#### RECORDS SHOWN

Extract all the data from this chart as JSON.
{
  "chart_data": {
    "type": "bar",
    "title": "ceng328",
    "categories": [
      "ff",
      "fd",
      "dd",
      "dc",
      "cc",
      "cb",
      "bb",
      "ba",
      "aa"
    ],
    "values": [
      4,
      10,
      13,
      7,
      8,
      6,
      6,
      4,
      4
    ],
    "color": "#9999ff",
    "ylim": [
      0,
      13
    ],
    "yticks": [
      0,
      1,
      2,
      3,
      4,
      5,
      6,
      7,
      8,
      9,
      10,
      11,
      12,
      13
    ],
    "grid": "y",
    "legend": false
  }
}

########

→ YOUR INSTRUCTIONS
Reproduce the whole listing word for word.

→ CORRECT OUTPUT
Extract all the data from this chart as JSON.
{
  "chart_data": {
    "type": "bar",
    "title": "ceng328",
    "categories": [
      "ff",
      "fd",
      "dd",
      "dc",
      "cc",
      "cb",
      "bb",
      "ba",
      "aa"
    ],
    "values": [
      4,
      10,
      13,
      7,
      8,
      6,
      6,
      4,
      4
    ],
    "color": "#9999ff",
    "ylim": [
      0,
      13
    ],
    "yticks": [
      0,
      1,
      2,
      3,
      4,
      5,
      6,
      7,
      8,
      9,
      10,
      11,
      12,
      13
    ],
    "grid": "y",
    "legend": false
  }
}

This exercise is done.